§ **What the exercise asks**: Every entry needs to be printed exactly, please.

▬▬▬

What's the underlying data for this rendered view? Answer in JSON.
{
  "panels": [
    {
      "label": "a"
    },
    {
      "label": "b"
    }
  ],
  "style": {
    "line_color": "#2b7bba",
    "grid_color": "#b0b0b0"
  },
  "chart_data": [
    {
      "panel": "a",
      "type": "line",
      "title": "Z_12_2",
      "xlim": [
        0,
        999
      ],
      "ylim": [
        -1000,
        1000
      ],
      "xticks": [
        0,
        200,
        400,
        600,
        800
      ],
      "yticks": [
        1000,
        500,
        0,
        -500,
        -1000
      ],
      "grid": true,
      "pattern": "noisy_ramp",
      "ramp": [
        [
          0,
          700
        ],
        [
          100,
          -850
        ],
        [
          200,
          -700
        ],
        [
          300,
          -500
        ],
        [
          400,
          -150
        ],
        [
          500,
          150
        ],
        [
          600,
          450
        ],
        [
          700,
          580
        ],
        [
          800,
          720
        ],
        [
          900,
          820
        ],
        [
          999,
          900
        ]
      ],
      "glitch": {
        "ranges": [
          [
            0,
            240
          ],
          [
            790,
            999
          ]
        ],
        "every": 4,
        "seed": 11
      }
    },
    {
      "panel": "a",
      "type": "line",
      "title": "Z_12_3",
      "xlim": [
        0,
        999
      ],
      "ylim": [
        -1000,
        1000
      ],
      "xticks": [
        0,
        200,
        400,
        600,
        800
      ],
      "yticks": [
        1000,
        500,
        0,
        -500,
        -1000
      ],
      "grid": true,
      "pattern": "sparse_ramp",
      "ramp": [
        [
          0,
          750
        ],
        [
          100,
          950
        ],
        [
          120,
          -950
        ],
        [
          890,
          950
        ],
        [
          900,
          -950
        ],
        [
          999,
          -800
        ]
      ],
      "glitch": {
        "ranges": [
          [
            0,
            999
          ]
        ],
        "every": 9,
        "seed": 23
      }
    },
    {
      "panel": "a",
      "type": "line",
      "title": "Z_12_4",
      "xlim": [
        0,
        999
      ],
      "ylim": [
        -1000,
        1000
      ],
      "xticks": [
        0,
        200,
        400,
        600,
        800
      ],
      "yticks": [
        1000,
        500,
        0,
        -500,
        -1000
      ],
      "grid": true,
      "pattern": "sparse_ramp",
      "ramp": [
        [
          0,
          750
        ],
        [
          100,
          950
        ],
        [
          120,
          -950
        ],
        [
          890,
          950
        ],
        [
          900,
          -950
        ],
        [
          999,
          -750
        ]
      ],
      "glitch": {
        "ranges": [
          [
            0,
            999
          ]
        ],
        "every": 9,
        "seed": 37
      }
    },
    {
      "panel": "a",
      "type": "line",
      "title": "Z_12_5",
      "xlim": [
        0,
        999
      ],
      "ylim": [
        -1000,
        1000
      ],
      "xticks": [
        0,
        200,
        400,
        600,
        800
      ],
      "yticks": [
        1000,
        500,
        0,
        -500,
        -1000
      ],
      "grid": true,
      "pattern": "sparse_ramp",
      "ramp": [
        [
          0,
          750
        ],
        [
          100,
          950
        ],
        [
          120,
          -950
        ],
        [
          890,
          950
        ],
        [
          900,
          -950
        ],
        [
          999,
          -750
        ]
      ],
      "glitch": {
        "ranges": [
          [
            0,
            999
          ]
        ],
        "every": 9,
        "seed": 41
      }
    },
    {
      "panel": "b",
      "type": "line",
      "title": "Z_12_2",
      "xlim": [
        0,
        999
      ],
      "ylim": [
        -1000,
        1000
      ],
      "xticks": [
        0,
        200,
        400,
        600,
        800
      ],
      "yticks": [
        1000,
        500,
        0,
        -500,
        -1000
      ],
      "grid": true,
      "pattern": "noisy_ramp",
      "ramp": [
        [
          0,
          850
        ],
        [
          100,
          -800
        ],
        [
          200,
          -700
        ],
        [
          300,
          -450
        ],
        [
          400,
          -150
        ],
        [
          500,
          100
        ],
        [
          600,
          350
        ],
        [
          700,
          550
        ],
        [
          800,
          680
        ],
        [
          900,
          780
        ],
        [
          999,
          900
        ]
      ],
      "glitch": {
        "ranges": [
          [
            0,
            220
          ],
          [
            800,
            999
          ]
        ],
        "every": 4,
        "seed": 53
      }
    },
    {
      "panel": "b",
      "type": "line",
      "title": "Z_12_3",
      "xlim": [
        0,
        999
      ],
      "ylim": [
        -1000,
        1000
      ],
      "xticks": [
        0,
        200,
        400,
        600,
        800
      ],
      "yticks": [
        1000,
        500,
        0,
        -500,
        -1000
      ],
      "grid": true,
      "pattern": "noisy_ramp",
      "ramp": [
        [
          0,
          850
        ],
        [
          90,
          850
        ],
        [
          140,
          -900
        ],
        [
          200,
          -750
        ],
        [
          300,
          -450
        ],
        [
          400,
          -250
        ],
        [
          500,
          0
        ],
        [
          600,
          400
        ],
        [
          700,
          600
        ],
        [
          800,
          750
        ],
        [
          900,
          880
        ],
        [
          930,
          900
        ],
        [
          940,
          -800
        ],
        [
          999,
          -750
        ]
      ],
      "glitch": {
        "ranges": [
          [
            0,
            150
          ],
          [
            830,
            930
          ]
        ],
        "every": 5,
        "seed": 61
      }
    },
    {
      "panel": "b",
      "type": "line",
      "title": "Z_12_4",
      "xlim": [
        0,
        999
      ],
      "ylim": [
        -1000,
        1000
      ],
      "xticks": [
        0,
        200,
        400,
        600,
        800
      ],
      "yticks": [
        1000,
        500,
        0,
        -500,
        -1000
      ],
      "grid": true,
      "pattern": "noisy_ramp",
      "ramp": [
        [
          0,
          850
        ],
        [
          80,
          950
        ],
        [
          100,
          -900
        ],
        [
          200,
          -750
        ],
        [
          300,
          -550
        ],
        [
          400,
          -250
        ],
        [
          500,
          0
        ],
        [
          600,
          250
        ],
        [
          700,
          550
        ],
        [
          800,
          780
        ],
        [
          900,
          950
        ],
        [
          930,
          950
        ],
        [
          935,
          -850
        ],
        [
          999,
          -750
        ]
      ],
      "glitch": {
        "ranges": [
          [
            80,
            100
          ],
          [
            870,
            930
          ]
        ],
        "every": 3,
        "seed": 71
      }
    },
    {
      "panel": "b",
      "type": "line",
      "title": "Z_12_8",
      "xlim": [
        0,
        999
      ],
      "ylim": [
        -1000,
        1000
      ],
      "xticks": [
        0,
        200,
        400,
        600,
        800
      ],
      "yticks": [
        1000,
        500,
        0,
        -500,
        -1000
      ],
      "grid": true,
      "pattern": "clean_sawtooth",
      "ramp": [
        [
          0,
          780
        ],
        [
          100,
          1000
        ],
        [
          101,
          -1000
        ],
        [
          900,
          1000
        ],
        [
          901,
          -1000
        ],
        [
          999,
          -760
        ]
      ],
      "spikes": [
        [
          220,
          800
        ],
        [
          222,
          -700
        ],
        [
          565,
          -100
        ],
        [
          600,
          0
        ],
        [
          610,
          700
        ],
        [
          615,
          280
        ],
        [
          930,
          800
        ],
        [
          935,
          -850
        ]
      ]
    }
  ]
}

▬▬▬

§ **Result of the task**:
What's the underlying data for this rendered view? Answer in JSON.
{
  "panels": [
    {
      "label": "a"
    },
    {
      "label": "b"
    }
  ],
  "style": {
    "line_color": "#2b7bba",
    "grid_color": "#b0b0b0"
  },
  "chart_data": [
    {
      "panel": "a",
      "type": "line",
      "title": "Z_12_2",
      "xlim": [
        0,
        999
      ],
      "ylim": [
        -1000,
        1000
      ],
      "xticks": [
        0,
        200,
        400,
        600,
        800
      ],
      "yticks": [
        1000,
        500,
        0,
        -500,
        -1000
      ],
      "grid": true,
      "pattern": "noisy_ramp",
      "ramp": [
        [
          0,
          700
        ],
        [
          100,
          -850
        ],
        [
          200,
          -700
        ],
        [
          300,
          -500
        ],
        [
          400,
          -150
        ],
        [
          500,
          150
        ],
        [
          600,
          450
        ],
        [
          700,
          580
        ],
        [
          800,
          720
        ],
        [
          900,
          820
        ],
        [
          999,
          900
        ]
      ],
      "glitch": {
        "ranges": [
          [
            0,
            240
          ],
          [
            790,
            999
          ]
        ],
        "every": 4,
        "seed": 11
      }
    },
    {
      "panel": "a",
      "type": "line",
      "title": "Z_12_3",
      "xlim": [
        0,
        999
      ],
      "ylim": [
        -1000,
        1000
      ],
      "xticks": [
        0,
        200,
        400,
        600,
        800
      ],
      "yticks": [
        1000,
        500,
        0,
        -500,
        -1000
      ],
      "grid": true,
      "pattern": "sparse_ramp",
      "ramp": [
        [
          0,
          750
        ],
        [
          100,
          950
        ],
        [
          120,
          -950
        ],
        [
          890,
          950
        ],
        [
          900,
          -950
        ],
        [
          999,
          -800
        ]
      ],
      "glitch": {
        "ranges": [
          [
            0,
            999
          ]
        ],
        "every": 9,
        "seed": 23
      }
    },
    {
      "panel": "a",
      "type": "line",
      "title": "Z_12_4",
      "xlim": [
        0,
        999
      ],
      "ylim": [
        -1000,
        1000
      ],
      "xticks": [
        0,
        200,
        400,
        600,
        800
      ],
      "yticks": [
        1000,
        500,
        0,
        -500,
        -1000
      ],
      "grid": true,
      "pattern": "sparse_ramp",
      "ramp": [
        [
          0,
          750
        ],
        [
          100,
          950
        ],
        [
          120,
          -950
        ],
        [
          890,
          950
        ],
        [
          900,
          -950
        ],
        [
          999,
          -750
        ]
      ],
      "glitch": {
        "ranges": [
          [
            0,
            999
          ]
        ],
        "every": 9,
        "seed": 37
      }
    },
    {
      "panel": "a",
      "type": "line",
      "title": "Z_12_5",
      "xlim": [
        0,
        999
      ],
      "ylim": [
        -1000,
        1000
      ],
      "xticks": [
        0,
        200,
        400,
        600,
        800
      ],
      "yticks": [
        1000,
        500,
        0,
        -500,
        -1000
      ],
      "grid": true,
      "pattern": "sparse_ramp",
      "ramp": [
        [
          0,
          750
        ],
        [
          100,
          950
        ],
        [
          120,
          -950
        ],
        [
          890,
          950
        ],
        [
          900,
          -950
        ],
        [
          999,
          -750
        ]
      ],
      "glitch": {
        "ranges": [
          [
            0,
            999
          ]
        ],
        "every": 9,
        "seed": 41
      }
    },
    {
      "panel": "b",
      "type": "line",
      "title": "Z_12_2",
      "xlim": [
        0,
        999
      ],
      "ylim": [
        -1000,
        1000
      ],
      "xticks": [
        0,
        200,
        400,
        600,
        800
      ],
      "yticks": [
        1000,
        500,
        0,
        -500,
        -1000
      ],
      "grid": true,
      "pattern": "noisy_ramp",
      "ramp": [
        [
          0,
          850
        ],
        [
          100,
          -800
        ],
        [
          200,
          -700
        ],
        [
          300,
          -450
        ],
        [
          400,
          -150
        ],
        [
          500,
          100
        ],
        [
          600,
          350
        ],
        [
          700,
          550
        ],
        [
          800,
          680
        ],
        [
          900,
          780
        ],
        [
          999,
          900
        ]
      ],
      "glitch": {
        "ranges": [
          [
            0,
            220
          ],
          [
            800,
            999
          ]
        ],
        "every": 4,
        "seed": 53
      }
    },
    {
      "panel": "b",
      "type": "line",
      "title": "Z_12_3",
      "xlim": [
        0,
        999
      ],
      "ylim": [
        -1000,
        1000
      ],
      "xticks": [
        0,
        200,
        400,
        600,
        800
      ],
      "yticks": [
        1000,
        500,
        0,
        -500,
        -1000
      ],
      "grid": true,
      "pattern": "noisy_ramp",
      "ramp": [
        [
          0,
          850
        ],
        [
          90,
          850
        ],
        [
          140,
          -900
        ],
        [
          200,
          -750
        ],
        [
          300,
          -450
        ],
        [
          400,
          -250
        ],
        [
          500,
          0
        ],
        [
          600,
          400
        ],
        [
          700,
          600
        ],
        [
          800,
          750
        ],
        [
          900,
          880
        ],
        [
          930,
          900
        ],
        [
          940,
          -800
        ],
        [
          999,
          -750
        ]
      ],
      "glitch": {
        "ranges": [
          [
            0,
            150
          ],
          [
            830,
            930
          ]
        ],
        "every": 5,
        "seed": 61
      }
    },
    {
      "panel": "b",
      "type": "line",
      "title": "Z_12_4",
      "xlim": [
        0,
        999
      ],
      "ylim": [
        -1000,
        1000
      ],
      "xticks": [
        0,
        200,
        400,
        600,
        800
      ],
      "yticks": [
        1000,
        500,
        0,
        -500,
        -1000
      ],
      "grid": true,
      "pattern": "noisy_ramp",
      "ramp": [
        [
          0,
          850
        ],
        [
          80,
          950
        ],
        [
          100,
          -900
        ],
        [
          200,
          -750
        ],
        [
          300,
          -550
        ],
        [
          400,
          -250
        ],
        [
          500,
          0
        ],
        [
          600,
          250
        ],
        [
          700,
          550
        ],
        [
          800,
          780
        ],
        [
          900,
          950
        ],
        [
          930,
          950
        ],
        [
          935,
          -850
        ],
        [
          999,
          -750
        ]
      ],
      "glitch": {
        "ranges": [
          [
            80,
            100
          ],
          [
            870,
            930
          ]
        ],
        "every": 3,
        "seed": 71
      }
    },
    {
      "panel": "b",
      "type": "line",
      "title": "Z_12_8",
      "xlim": [
        0,
        999
      ],
      "ylim": [
        -1000,
        1000
      ],
      "xticks": [
        0,
        200,
        400,
        600,
        800
      ],
      "yticks": [
        1000,
        500,
        0,
        -500,
        -1000
      ],
      "grid": true,
      "pattern": "clean_sawtooth",
      "ramp": [
        [
          0,
          780
        ],
        [
          100,
          1000
        ],
        [
          101,
          -1000
        ],
        [
          900,
          1000
        ],
        [
          901,
          -1000
        ],
        [
          999,
          -760
        ]
      ],
      "spikes": [
        [
          220,
          800
        ],
        [
          222,
          -700
        ],
        [
          565,
          -100
        ],
        [
          600,
          0
        ],
        [
          610,
          700
        ],
        [
          615,
          280
        ],
        [
          930,
          800
        ],
        [
          935,
          -850
        ]
      ]
    }
  ]
}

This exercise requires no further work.